Records from a data source
━━━━━━━━━━━━━━━━━━━━━━━━━━━━━━
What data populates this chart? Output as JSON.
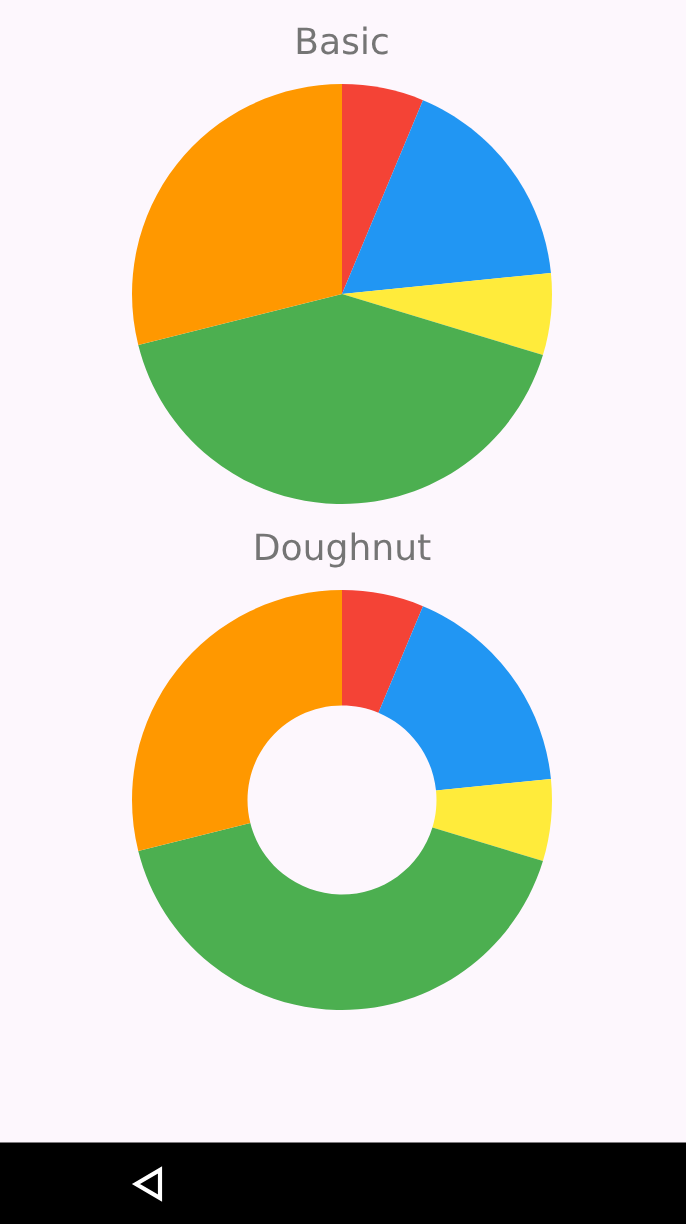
{
  "chart_data": [
    {
      "type": "pie",
      "title": "Basic",
      "categories": [
        null,
        null,
        null,
        null,
        null
      ],
      "values": [
        6.3,
        17.1,
        6.3,
        41.4,
        28.9
      ],
      "colors": [
        "#f44336",
        "#2196f3",
        "#ffeb3b",
        "#4caf50",
        "#ff9800"
      ]
    },
    {
      "type": "donut",
      "title": "Doughnut",
      "categories": [
        null,
        null,
        null,
        null,
        null
      ],
      "values": [
        6.3,
        17.1,
        6.3,
        41.4,
        28.9
      ],
      "colors": [
        "#f44336",
        "#2196f3",
        "#ffeb3b",
        "#4caf50",
        "#ff9800"
      ]
    }
  ]
}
━━━━━━━━━━━━━━━━━━━━━━━━━━━━━━
**PROBLEM TO SOLVE:** Your task is an exact transcription of all the data, minus the pictures.

**EXPECTED ANSWER:**
What data populates this chart? Output as JSON.
{
  "chart_data": [
    {
      "type": "pie",
      "title": "Basic",
      "categories": [
        null,
        null,
        null,
        null,
        null
      ],
      "values": [
        6.3,
        17.1,
        6.3,
        41.4,
        28.9
      ],
      "colors": [
        "#f44336",
        "#2196f3",
        "#ffeb3b",
        "#4caf50",
        "#ff9800"
      ]
    },
    {
      "type": "donut",
      "title": "Doughnut",
      "categories": [
        null,
        null,
        null,
        null,
        null
      ],
      "values": [
        6.3,
        17.1,
        6.3,
        41.4,
        28.9
      ],
      "colors": [
        "#f44336",
        "#2196f3",
        "#ffeb3b",
        "#4caf50",
        "#ff9800"
      ]
    }
  ]
}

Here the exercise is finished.